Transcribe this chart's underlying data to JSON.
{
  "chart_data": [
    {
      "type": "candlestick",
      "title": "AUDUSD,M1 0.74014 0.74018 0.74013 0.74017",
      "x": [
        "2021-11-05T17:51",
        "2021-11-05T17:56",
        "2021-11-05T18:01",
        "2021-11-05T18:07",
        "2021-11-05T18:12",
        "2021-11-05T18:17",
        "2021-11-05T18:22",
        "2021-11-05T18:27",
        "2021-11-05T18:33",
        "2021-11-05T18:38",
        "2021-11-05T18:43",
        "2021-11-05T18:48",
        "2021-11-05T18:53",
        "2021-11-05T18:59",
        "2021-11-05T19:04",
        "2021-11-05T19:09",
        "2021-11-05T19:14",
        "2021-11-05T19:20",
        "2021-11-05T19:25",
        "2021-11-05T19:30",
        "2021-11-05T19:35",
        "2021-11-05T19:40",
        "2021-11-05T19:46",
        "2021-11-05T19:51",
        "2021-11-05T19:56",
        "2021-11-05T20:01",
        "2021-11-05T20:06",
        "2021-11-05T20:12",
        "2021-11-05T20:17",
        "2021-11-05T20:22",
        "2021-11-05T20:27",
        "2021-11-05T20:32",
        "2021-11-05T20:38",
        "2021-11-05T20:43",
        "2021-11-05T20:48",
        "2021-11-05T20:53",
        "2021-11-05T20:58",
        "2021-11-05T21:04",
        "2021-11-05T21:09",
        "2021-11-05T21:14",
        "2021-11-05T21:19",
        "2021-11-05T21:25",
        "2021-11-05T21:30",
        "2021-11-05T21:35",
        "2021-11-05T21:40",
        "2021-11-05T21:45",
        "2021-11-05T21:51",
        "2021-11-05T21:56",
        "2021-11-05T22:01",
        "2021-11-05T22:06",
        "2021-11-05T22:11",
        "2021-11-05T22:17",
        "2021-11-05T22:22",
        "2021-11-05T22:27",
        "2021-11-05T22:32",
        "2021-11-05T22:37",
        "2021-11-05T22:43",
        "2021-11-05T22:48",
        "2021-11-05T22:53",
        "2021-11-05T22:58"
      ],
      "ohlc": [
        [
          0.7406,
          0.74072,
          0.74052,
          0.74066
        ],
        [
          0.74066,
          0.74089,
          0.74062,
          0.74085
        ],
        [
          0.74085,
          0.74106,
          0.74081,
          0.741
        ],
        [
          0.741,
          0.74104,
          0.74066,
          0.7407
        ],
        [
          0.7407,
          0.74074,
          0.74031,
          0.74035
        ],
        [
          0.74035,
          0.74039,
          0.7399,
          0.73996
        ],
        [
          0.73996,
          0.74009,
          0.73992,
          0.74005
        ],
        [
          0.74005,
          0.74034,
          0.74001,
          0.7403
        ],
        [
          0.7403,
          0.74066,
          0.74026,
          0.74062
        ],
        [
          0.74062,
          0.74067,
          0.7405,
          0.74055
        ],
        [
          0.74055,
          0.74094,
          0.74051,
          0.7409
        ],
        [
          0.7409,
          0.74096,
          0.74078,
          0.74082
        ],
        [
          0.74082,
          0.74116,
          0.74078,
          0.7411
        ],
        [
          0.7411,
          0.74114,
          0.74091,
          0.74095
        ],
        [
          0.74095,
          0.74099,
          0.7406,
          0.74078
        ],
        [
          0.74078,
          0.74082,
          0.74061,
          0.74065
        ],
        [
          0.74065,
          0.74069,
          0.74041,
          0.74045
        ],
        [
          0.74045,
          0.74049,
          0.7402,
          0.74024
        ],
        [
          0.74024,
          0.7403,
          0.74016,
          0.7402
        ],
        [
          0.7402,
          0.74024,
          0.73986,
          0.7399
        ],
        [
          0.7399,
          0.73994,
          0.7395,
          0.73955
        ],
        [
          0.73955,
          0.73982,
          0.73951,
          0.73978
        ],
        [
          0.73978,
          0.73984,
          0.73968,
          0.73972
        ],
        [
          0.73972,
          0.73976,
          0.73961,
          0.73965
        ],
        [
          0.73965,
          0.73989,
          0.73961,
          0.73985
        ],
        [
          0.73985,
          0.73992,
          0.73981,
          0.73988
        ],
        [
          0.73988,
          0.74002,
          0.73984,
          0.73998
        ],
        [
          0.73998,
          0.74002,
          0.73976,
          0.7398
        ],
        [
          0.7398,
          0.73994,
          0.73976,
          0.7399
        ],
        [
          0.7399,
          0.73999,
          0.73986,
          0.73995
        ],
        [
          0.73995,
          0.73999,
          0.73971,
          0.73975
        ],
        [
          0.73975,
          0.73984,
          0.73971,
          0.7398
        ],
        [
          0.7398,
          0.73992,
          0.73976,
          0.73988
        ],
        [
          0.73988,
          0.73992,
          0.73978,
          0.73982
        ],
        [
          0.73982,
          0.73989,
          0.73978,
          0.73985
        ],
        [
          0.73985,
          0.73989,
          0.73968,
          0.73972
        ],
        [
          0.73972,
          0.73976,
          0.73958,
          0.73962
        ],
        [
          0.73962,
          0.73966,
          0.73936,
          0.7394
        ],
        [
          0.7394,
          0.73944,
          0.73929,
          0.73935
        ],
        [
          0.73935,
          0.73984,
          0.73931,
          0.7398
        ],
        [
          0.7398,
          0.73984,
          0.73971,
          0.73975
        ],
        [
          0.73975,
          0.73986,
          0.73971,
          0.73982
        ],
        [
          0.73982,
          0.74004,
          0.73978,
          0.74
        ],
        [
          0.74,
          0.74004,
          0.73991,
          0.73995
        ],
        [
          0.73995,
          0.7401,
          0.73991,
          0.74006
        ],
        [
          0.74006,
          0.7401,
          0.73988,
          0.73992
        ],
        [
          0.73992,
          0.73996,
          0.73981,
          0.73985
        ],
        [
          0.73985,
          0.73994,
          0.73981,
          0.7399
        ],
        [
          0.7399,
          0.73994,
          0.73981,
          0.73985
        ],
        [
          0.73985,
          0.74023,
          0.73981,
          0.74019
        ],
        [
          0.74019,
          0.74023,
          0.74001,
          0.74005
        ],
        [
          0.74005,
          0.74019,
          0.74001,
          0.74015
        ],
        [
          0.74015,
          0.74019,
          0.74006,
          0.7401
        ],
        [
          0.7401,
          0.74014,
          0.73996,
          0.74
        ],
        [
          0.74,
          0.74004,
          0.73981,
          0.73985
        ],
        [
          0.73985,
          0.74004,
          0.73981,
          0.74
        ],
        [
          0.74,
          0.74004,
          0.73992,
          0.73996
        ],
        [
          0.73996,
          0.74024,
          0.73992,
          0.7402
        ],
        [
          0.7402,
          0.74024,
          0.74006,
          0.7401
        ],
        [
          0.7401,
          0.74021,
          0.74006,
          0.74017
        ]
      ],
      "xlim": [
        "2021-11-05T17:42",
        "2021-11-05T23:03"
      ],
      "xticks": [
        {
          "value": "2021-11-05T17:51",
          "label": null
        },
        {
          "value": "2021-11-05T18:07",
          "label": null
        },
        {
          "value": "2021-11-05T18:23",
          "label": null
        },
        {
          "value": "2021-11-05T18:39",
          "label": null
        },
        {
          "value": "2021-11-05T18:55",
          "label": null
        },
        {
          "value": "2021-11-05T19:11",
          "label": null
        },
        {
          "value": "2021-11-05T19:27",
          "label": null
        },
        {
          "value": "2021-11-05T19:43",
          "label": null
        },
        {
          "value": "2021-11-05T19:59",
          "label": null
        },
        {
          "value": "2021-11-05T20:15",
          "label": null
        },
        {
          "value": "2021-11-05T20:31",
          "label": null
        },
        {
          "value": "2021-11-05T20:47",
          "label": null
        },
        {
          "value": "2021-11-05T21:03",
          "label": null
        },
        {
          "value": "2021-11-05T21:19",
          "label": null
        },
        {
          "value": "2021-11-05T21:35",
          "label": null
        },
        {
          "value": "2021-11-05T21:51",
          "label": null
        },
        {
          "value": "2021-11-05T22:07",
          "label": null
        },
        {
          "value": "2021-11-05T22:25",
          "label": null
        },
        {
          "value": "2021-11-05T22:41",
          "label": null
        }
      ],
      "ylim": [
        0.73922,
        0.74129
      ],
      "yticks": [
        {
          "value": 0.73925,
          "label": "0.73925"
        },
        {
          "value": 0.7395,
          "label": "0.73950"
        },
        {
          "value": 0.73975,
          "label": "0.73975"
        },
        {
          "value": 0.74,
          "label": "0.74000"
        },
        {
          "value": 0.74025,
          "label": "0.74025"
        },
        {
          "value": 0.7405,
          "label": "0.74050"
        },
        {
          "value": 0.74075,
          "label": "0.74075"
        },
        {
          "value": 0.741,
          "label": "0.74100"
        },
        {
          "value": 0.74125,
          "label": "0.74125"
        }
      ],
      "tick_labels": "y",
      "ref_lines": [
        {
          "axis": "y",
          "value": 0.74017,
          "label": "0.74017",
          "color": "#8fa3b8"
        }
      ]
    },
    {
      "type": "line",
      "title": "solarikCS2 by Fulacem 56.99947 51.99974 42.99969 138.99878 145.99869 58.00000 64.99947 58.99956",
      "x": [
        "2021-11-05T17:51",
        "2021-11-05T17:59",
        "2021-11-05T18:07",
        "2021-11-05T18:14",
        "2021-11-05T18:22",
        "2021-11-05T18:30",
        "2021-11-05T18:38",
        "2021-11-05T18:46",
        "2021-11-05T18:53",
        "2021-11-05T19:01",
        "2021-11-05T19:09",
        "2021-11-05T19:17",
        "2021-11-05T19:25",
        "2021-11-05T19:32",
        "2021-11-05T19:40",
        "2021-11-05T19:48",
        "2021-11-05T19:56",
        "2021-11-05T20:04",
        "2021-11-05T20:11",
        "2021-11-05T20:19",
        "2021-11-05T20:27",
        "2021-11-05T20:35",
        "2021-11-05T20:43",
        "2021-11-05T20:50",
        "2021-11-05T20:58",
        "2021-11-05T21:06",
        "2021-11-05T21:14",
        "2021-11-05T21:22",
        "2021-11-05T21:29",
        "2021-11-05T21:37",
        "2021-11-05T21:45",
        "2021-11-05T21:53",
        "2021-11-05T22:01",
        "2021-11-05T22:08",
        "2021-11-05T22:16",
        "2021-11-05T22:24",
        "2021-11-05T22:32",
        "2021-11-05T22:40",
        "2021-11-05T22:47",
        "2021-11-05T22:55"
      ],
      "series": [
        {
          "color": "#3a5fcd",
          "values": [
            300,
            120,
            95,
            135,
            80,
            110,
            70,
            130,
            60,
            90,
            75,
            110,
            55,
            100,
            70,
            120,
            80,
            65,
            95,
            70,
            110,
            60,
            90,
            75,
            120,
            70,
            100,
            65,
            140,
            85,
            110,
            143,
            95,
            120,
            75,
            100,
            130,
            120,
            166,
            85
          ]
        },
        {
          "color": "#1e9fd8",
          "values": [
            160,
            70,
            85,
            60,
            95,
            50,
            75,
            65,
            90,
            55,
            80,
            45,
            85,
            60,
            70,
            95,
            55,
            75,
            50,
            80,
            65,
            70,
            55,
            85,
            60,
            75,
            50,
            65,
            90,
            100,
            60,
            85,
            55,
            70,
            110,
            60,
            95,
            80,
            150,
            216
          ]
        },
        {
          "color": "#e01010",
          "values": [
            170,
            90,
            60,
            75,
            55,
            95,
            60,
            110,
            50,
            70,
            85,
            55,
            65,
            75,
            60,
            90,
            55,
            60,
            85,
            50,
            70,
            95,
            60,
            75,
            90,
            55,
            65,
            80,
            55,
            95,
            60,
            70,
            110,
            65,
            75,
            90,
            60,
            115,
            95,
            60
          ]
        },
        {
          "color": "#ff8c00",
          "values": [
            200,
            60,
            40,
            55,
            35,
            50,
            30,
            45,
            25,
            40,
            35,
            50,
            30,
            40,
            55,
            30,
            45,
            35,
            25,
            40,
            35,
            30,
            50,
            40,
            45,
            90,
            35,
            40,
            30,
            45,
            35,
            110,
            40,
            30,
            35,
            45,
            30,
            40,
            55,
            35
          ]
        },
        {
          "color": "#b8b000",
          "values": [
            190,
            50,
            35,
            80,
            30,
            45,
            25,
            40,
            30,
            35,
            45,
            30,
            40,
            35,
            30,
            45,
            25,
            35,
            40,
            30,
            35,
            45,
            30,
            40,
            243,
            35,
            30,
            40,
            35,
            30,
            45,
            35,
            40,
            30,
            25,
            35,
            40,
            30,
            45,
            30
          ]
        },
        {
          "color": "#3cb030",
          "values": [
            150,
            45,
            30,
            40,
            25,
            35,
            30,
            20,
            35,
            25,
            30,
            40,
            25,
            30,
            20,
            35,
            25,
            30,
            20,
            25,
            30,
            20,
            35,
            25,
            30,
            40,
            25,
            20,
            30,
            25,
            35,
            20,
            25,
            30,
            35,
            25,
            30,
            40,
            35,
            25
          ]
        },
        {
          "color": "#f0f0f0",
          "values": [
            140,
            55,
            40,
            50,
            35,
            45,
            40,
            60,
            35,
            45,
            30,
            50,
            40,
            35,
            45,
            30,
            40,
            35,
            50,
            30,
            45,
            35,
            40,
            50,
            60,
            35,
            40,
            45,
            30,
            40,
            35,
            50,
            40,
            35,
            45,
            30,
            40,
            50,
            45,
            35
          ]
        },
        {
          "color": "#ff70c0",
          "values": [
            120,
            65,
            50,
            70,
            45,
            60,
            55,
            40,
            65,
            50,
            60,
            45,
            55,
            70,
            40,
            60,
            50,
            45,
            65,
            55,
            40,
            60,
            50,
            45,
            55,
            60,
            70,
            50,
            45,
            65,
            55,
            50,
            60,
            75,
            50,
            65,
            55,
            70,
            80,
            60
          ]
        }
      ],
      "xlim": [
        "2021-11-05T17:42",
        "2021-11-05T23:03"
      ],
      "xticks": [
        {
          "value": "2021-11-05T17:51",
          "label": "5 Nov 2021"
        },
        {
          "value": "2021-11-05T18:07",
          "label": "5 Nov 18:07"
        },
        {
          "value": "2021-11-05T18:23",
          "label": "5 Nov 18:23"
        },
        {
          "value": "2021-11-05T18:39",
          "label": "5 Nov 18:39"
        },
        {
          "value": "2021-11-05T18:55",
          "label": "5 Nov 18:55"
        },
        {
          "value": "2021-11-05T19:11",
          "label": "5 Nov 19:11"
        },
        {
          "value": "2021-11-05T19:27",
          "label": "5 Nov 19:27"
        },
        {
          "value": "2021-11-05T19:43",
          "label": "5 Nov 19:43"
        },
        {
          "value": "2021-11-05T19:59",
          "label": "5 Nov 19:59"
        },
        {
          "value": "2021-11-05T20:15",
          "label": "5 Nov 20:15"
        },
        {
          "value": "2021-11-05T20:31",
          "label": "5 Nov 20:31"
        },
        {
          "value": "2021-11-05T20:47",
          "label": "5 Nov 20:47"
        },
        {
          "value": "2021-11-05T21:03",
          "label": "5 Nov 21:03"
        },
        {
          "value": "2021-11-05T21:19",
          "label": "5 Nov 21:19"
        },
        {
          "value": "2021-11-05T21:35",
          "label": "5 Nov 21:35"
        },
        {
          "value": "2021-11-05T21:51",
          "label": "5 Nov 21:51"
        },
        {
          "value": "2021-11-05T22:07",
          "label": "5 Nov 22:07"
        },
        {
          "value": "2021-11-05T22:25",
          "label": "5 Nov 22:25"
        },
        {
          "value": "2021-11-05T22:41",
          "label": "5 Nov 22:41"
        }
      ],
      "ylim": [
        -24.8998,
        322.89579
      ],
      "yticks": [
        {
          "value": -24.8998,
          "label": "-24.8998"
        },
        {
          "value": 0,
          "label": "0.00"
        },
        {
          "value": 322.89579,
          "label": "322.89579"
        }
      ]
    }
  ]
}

AIM OF THE TASK: Collect every line above that contains the word "title".

SOLUTION TO THE EXERCISE:
      "title": "AUDUSD,M1 0.74014 0.74018 0.74013 0.74017",
      "title": "solarikCS2 by Fulacem 56.99947 51.99974 42.99969 138.99878 145.99869 58.00000 64.99947 58.99956",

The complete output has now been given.